• _EXERCISE REQUIREMENTS_:
Write every entry out again exactly, please, and skip the pictures.

(Data tied to figure images)
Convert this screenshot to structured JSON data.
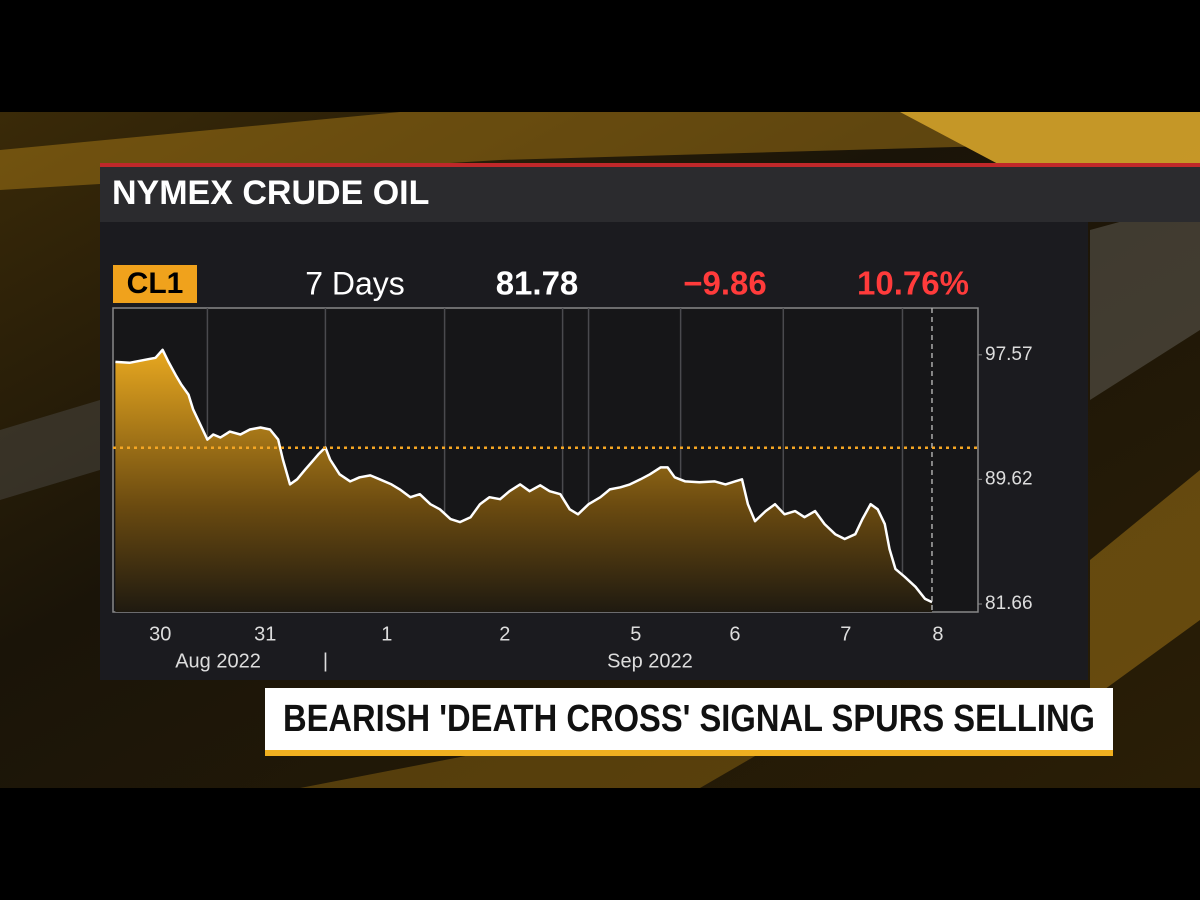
{
  "chart_data": {
    "type": "area-line",
    "title": "NYMEX CRUDE OIL",
    "ticker": "CL1",
    "period": "7 Days",
    "last": "81.78",
    "change": "−9.86",
    "change_pct": "10.76%",
    "headline": "BEARISH 'DEATH CROSS' SIGNAL SPURS SELLING",
    "xlim": [
      0,
      7.33
    ],
    "ylim": [
      81.15,
      100.56
    ],
    "yticks": [
      97.57,
      89.62,
      81.66
    ],
    "xticks": [
      {
        "value": 0.4,
        "label": "30"
      },
      {
        "value": 1.29,
        "label": "31"
      },
      {
        "value": 2.32,
        "label": "1"
      },
      {
        "value": 3.32,
        "label": "2"
      },
      {
        "value": 4.43,
        "label": "5"
      },
      {
        "value": 5.27,
        "label": "6"
      },
      {
        "value": 6.21,
        "label": "7"
      },
      {
        "value": 6.99,
        "label": "8"
      }
    ],
    "xgroups": [
      {
        "value": 0.89,
        "label": "Aug 2022"
      },
      {
        "value": 1.8,
        "label": "|"
      },
      {
        "value": 4.55,
        "label": "Sep 2022"
      }
    ],
    "xgrid": [
      0.8,
      1.8,
      2.81,
      3.81,
      4.03,
      4.81,
      5.68,
      6.69
    ],
    "reference_line": 91.64,
    "reference_color": "#f5a623",
    "series": [
      {
        "color": "#ffffff",
        "x": [
          0.02,
          0.14,
          0.27,
          0.36,
          0.42,
          0.47,
          0.53,
          0.58,
          0.64,
          0.68,
          0.74,
          0.8,
          0.85,
          0.91,
          0.99,
          1.08,
          1.16,
          1.25,
          1.33,
          1.4,
          1.44,
          1.5,
          1.56,
          1.63,
          1.69,
          1.74,
          1.8,
          1.84,
          1.92,
          2.01,
          2.09,
          2.18,
          2.26,
          2.36,
          2.43,
          2.52,
          2.6,
          2.69,
          2.77,
          2.86,
          2.94,
          3.03,
          3.11,
          3.19,
          3.28,
          3.36,
          3.45,
          3.53,
          3.62,
          3.7,
          3.79,
          3.87,
          3.94,
          4.03,
          4.13,
          4.21,
          4.3,
          4.38,
          4.47,
          4.55,
          4.64,
          4.7,
          4.76,
          4.85,
          4.97,
          5.1,
          5.19,
          5.27,
          5.33,
          5.38,
          5.44,
          5.53,
          5.61,
          5.69,
          5.78,
          5.86,
          5.95,
          6.03,
          6.12,
          6.2,
          6.29,
          6.35,
          6.42,
          6.48,
          6.54,
          6.58,
          6.63,
          6.71,
          6.8,
          6.88,
          6.94
        ],
        "values": [
          97.12,
          97.06,
          97.25,
          97.38,
          97.89,
          97.12,
          96.3,
          95.66,
          95.03,
          94.07,
          93.12,
          92.16,
          92.48,
          92.29,
          92.67,
          92.48,
          92.8,
          92.93,
          92.8,
          92.16,
          90.89,
          89.3,
          89.62,
          90.26,
          90.77,
          91.21,
          91.66,
          90.89,
          89.94,
          89.49,
          89.75,
          89.87,
          89.62,
          89.3,
          88.98,
          88.48,
          88.67,
          88.03,
          87.71,
          87.08,
          86.89,
          87.2,
          88.03,
          88.48,
          88.35,
          88.86,
          89.3,
          88.86,
          89.24,
          88.86,
          88.67,
          87.71,
          87.39,
          88.03,
          88.48,
          88.98,
          89.11,
          89.3,
          89.62,
          89.94,
          90.38,
          90.38,
          89.75,
          89.49,
          89.43,
          89.49,
          89.3,
          89.49,
          89.62,
          88.03,
          86.95,
          87.59,
          88.03,
          87.39,
          87.59,
          87.2,
          87.59,
          86.76,
          86.12,
          85.81,
          86.12,
          87.08,
          88.03,
          87.71,
          86.76,
          85.17,
          83.9,
          83.39,
          82.76,
          82.0,
          81.78
        ]
      }
    ]
  }
}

• _OUTPUT OF THE EXERCISE_:
Convert this screenshot to structured JSON data.
{
  "chart_data": {
    "type": "area-line",
    "title": "NYMEX CRUDE OIL",
    "ticker": "CL1",
    "period": "7 Days",
    "last": "81.78",
    "change": "−9.86",
    "change_pct": "10.76%",
    "headline": "BEARISH 'DEATH CROSS' SIGNAL SPURS SELLING",
    "xlim": [
      0,
      7.33
    ],
    "ylim": [
      81.15,
      100.56
    ],
    "yticks": [
      97.57,
      89.62,
      81.66
    ],
    "xticks": [
      {
        "value": 0.4,
        "label": "30"
      },
      {
        "value": 1.29,
        "label": "31"
      },
      {
        "value": 2.32,
        "label": "1"
      },
      {
        "value": 3.32,
        "label": "2"
      },
      {
        "value": 4.43,
        "label": "5"
      },
      {
        "value": 5.27,
        "label": "6"
      },
      {
        "value": 6.21,
        "label": "7"
      },
      {
        "value": 6.99,
        "label": "8"
      }
    ],
    "xgroups": [
      {
        "value": 0.89,
        "label": "Aug 2022"
      },
      {
        "value": 1.8,
        "label": "|"
      },
      {
        "value": 4.55,
        "label": "Sep 2022"
      }
    ],
    "xgrid": [
      0.8,
      1.8,
      2.81,
      3.81,
      4.03,
      4.81,
      5.68,
      6.69
    ],
    "reference_line": 91.64,
    "reference_color": "#f5a623",
    "series": [
      {
        "color": "#ffffff",
        "x": [
          0.02,
          0.14,
          0.27,
          0.36,
          0.42,
          0.47,
          0.53,
          0.58,
          0.64,
          0.68,
          0.74,
          0.8,
          0.85,
          0.91,
          0.99,
          1.08,
          1.16,
          1.25,
          1.33,
          1.4,
          1.44,
          1.5,
          1.56,
          1.63,
          1.69,
          1.74,
          1.8,
          1.84,
          1.92,
          2.01,
          2.09,
          2.18,
          2.26,
          2.36,
          2.43,
          2.52,
          2.6,
          2.69,
          2.77,
          2.86,
          2.94,
          3.03,
          3.11,
          3.19,
          3.28,
          3.36,
          3.45,
          3.53,
          3.62,
          3.7,
          3.79,
          3.87,
          3.94,
          4.03,
          4.13,
          4.21,
          4.3,
          4.38,
          4.47,
          4.55,
          4.64,
          4.7,
          4.76,
          4.85,
          4.97,
          5.1,
          5.19,
          5.27,
          5.33,
          5.38,
          5.44,
          5.53,
          5.61,
          5.69,
          5.78,
          5.86,
          5.95,
          6.03,
          6.12,
          6.2,
          6.29,
          6.35,
          6.42,
          6.48,
          6.54,
          6.58,
          6.63,
          6.71,
          6.8,
          6.88,
          6.94
        ],
        "values": [
          97.12,
          97.06,
          97.25,
          97.38,
          97.89,
          97.12,
          96.3,
          95.66,
          95.03,
          94.07,
          93.12,
          92.16,
          92.48,
          92.29,
          92.67,
          92.48,
          92.8,
          92.93,
          92.8,
          92.16,
          90.89,
          89.3,
          89.62,
          90.26,
          90.77,
          91.21,
          91.66,
          90.89,
          89.94,
          89.49,
          89.75,
          89.87,
          89.62,
          89.3,
          88.98,
          88.48,
          88.67,
          88.03,
          87.71,
          87.08,
          86.89,
          87.2,
          88.03,
          88.48,
          88.35,
          88.86,
          89.3,
          88.86,
          89.24,
          88.86,
          88.67,
          87.71,
          87.39,
          88.03,
          88.48,
          88.98,
          89.11,
          89.3,
          89.62,
          89.94,
          90.38,
          90.38,
          89.75,
          89.49,
          89.43,
          89.49,
          89.3,
          89.49,
          89.62,
          88.03,
          86.95,
          87.59,
          88.03,
          87.39,
          87.59,
          87.2,
          87.59,
          86.76,
          86.12,
          85.81,
          86.12,
          87.08,
          88.03,
          87.71,
          86.76,
          85.17,
          83.9,
          83.39,
          82.76,
          82.0,
          81.78
        ]
      }
    ]
  }
}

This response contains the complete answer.